Dataset excerpt:

-- Begin --

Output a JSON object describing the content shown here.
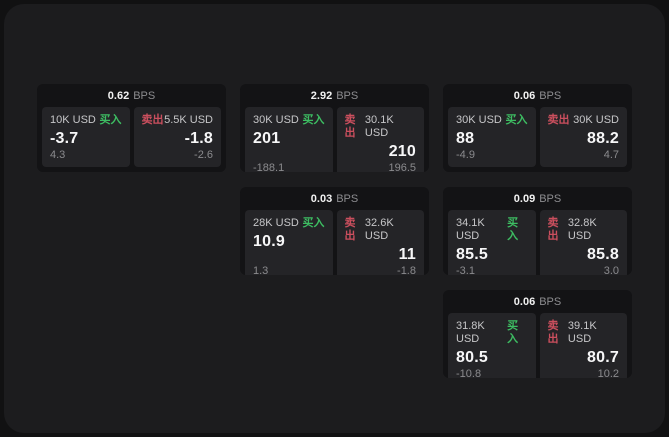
{
  "labels": {
    "bps": "BPS",
    "buy": "买入",
    "sell": "卖出"
  },
  "colors": {
    "buy": "#3dbd62",
    "sell": "#cb4f5e"
  },
  "cards": [
    {
      "bps": "0.62",
      "buy": {
        "amount": "10K USD",
        "value": "-3.7",
        "delta": "4.3"
      },
      "sell": {
        "amount": "5.5K USD",
        "value": "-1.8",
        "delta": "-2.6"
      }
    },
    {
      "bps": "2.92",
      "buy": {
        "amount": "30K USD",
        "value": "201",
        "delta": "-188.1"
      },
      "sell": {
        "amount": "30.1K USD",
        "value": "210",
        "delta": "196.5"
      }
    },
    {
      "bps": "0.06",
      "buy": {
        "amount": "30K USD",
        "value": "88",
        "delta": "-4.9"
      },
      "sell": {
        "amount": "30K USD",
        "value": "88.2",
        "delta": "4.7"
      }
    },
    {
      "bps": "0.03",
      "buy": {
        "amount": "28K USD",
        "value": "10.9",
        "delta": "1.3"
      },
      "sell": {
        "amount": "32.6K USD",
        "value": "11",
        "delta": "-1.8"
      }
    },
    {
      "bps": "0.09",
      "buy": {
        "amount": "34.1K USD",
        "value": "85.5",
        "delta": "-3.1"
      },
      "sell": {
        "amount": "32.8K USD",
        "value": "85.8",
        "delta": "3.0"
      }
    },
    {
      "bps": "0.06",
      "buy": {
        "amount": "31.8K USD",
        "value": "80.5",
        "delta": "-10.8"
      },
      "sell": {
        "amount": "39.1K USD",
        "value": "80.7",
        "delta": "10.2"
      }
    }
  ]
}
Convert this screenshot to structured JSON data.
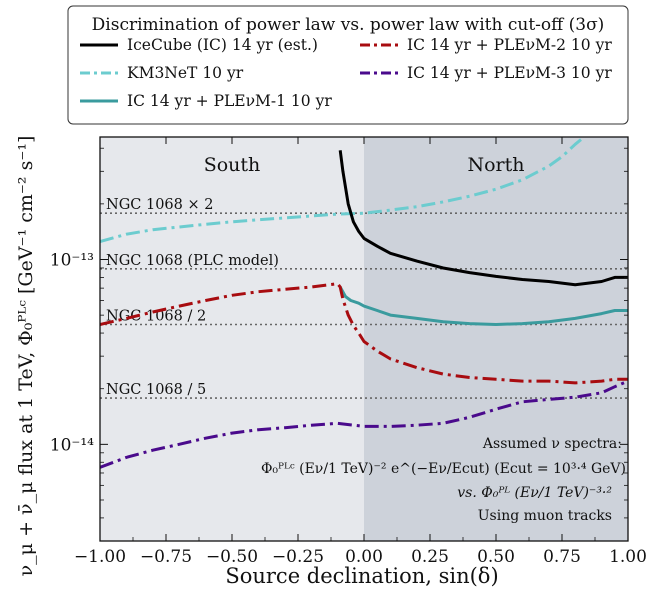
{
  "chart_data": {
    "type": "line",
    "xlabel": "Source declination, sin(δ)",
    "ylabel": "ν_μ + ν̄_μ flux at 1 TeV, Φ₀ᴾᴸᶜ [GeV⁻¹ cm⁻² s⁻¹]",
    "xlim": [
      -1.0,
      1.0
    ],
    "ylim": [
      3e-15,
      4.6e-13
    ],
    "y_scale": "log",
    "x_ticks": [
      "−1.00",
      "−0.75",
      "−0.50",
      "−0.25",
      "0.00",
      "0.25",
      "0.50",
      "0.75",
      "1.00"
    ],
    "x_tick_values": [
      -1.0,
      -0.75,
      -0.5,
      -0.25,
      0.0,
      0.25,
      0.5,
      0.75,
      1.0
    ],
    "y_ticks": [
      "10⁻¹³",
      "10⁻¹⁴"
    ],
    "y_tick_values": [
      1e-13,
      1e-14
    ],
    "grid": false,
    "regions": [
      {
        "label": "South",
        "x": [
          -1.0,
          0.0
        ],
        "color": "#e6e8ec"
      },
      {
        "label": "North",
        "x": [
          0.0,
          1.0
        ],
        "color": "#cdd2da"
      }
    ],
    "legend": {
      "title": "Discrimination of power law vs. power law with cut-off (3σ)",
      "placement": "top-center"
    },
    "reference_lines": [
      {
        "label": "NGC 1068 × 2",
        "y": 1.78e-13
      },
      {
        "label": "NGC 1068 (PLC model)",
        "y": 8.9e-14
      },
      {
        "label": "NGC 1068 / 2",
        "y": 4.45e-14
      },
      {
        "label": "NGC 1068 / 5",
        "y": 1.78e-14
      }
    ],
    "annotation": {
      "line1": "Assumed ν spectra:",
      "line2": "Φ₀ᴾᴸᶜ (Eν/1 TeV)⁻² e^(−Eν/Ecut) (Ecut = 10³·⁴ GeV)",
      "line3": "vs. Φ₀ᴾᴸ (Eν/1 TeV)⁻³·²",
      "line4": "Using muon tracks"
    },
    "series": [
      {
        "name": "IceCube (IC) 14 yr (est.)",
        "color": "#000000",
        "dash": "solid",
        "width": 3,
        "x": [
          -0.09,
          -0.08,
          -0.06,
          -0.04,
          -0.02,
          0.0,
          0.05,
          0.1,
          0.2,
          0.3,
          0.4,
          0.5,
          0.6,
          0.7,
          0.8,
          0.9,
          0.95,
          1.0
        ],
        "y": [
          3.9e-13,
          3e-13,
          2e-13,
          1.6e-13,
          1.42e-13,
          1.3e-13,
          1.18e-13,
          1.08e-13,
          9.8e-14,
          9e-14,
          8.5e-14,
          8.1e-14,
          7.8e-14,
          7.6e-14,
          7.3e-14,
          7.6e-14,
          8e-14,
          8e-14
        ]
      },
      {
        "name": "KM3NeT 10 yr",
        "color": "#6ccccf",
        "dash": "dashdot",
        "width": 3,
        "x": [
          -1.0,
          -0.9,
          -0.8,
          -0.7,
          -0.6,
          -0.5,
          -0.4,
          -0.3,
          -0.2,
          -0.1,
          0.0,
          0.1,
          0.2,
          0.3,
          0.4,
          0.5,
          0.6,
          0.7,
          0.75,
          0.8,
          0.85
        ],
        "y": [
          1.25e-13,
          1.37e-13,
          1.45e-13,
          1.5e-13,
          1.55e-13,
          1.6e-13,
          1.64e-13,
          1.68e-13,
          1.72e-13,
          1.76e-13,
          1.78e-13,
          1.85e-13,
          1.93e-13,
          2.05e-13,
          2.2e-13,
          2.4e-13,
          2.7e-13,
          3.2e-13,
          3.6e-13,
          4.2e-13,
          4.8e-13
        ]
      },
      {
        "name": "IC 14 yr + PLEνM-1 10 yr",
        "color": "#3a9b9e",
        "dash": "solid",
        "width": 3,
        "x": [
          -0.09,
          -0.07,
          -0.05,
          -0.02,
          0.0,
          0.05,
          0.1,
          0.2,
          0.3,
          0.4,
          0.5,
          0.6,
          0.7,
          0.8,
          0.9,
          0.95,
          1.0
        ],
        "y": [
          7.1e-14,
          6.3e-14,
          6e-14,
          5.8e-14,
          5.6e-14,
          5.3e-14,
          5e-14,
          4.8e-14,
          4.6e-14,
          4.5e-14,
          4.45e-14,
          4.5e-14,
          4.6e-14,
          4.8e-14,
          5.1e-14,
          5.3e-14,
          5.3e-14
        ]
      },
      {
        "name": "IC 14 yr + PLEνM-2 10 yr",
        "color": "#a80c10",
        "dash": "dashdot",
        "width": 3,
        "x": [
          -1.0,
          -0.9,
          -0.8,
          -0.7,
          -0.6,
          -0.5,
          -0.4,
          -0.3,
          -0.2,
          -0.1,
          -0.09,
          -0.08,
          -0.06,
          -0.04,
          -0.02,
          0.0,
          0.05,
          0.1,
          0.2,
          0.3,
          0.4,
          0.5,
          0.6,
          0.7,
          0.8,
          0.9,
          0.95,
          1.0
        ],
        "y": [
          4.45e-14,
          4.8e-14,
          5.2e-14,
          5.6e-14,
          6e-14,
          6.4e-14,
          6.7e-14,
          6.9e-14,
          7.1e-14,
          7.4e-14,
          7.1e-14,
          6.1e-14,
          5e-14,
          4.4e-14,
          4e-14,
          3.6e-14,
          3.2e-14,
          2.9e-14,
          2.6e-14,
          2.4e-14,
          2.3e-14,
          2.25e-14,
          2.2e-14,
          2.2e-14,
          2.15e-14,
          2.2e-14,
          2.25e-14,
          2.25e-14
        ]
      },
      {
        "name": "IC 14 yr + PLEνM-3 10 yr",
        "color": "#4a0a8c",
        "dash": "dashdot",
        "width": 3,
        "x": [
          -1.0,
          -0.9,
          -0.8,
          -0.7,
          -0.6,
          -0.5,
          -0.4,
          -0.3,
          -0.2,
          -0.1,
          0.0,
          0.1,
          0.2,
          0.3,
          0.4,
          0.5,
          0.6,
          0.7,
          0.8,
          0.9,
          0.95,
          1.0
        ],
        "y": [
          7.5e-15,
          8.5e-15,
          9.3e-15,
          1e-14,
          1.08e-14,
          1.15e-14,
          1.2e-14,
          1.23e-14,
          1.27e-14,
          1.3e-14,
          1.25e-14,
          1.25e-14,
          1.27e-14,
          1.3e-14,
          1.4e-14,
          1.55e-14,
          1.7e-14,
          1.75e-14,
          1.8e-14,
          1.9e-14,
          2.05e-14,
          2.2e-14
        ]
      }
    ]
  }
}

-- End --

**What is required**.
Copy out every line in the entries above that holds "PLEνM".

**In response**.
        "name": "IC 14 yr + PLEνM-1 10 yr",
        "name": "IC 14 yr + PLEνM-2 10 yr",
        "name": "IC 14 yr + PLEνM-3 10 yr",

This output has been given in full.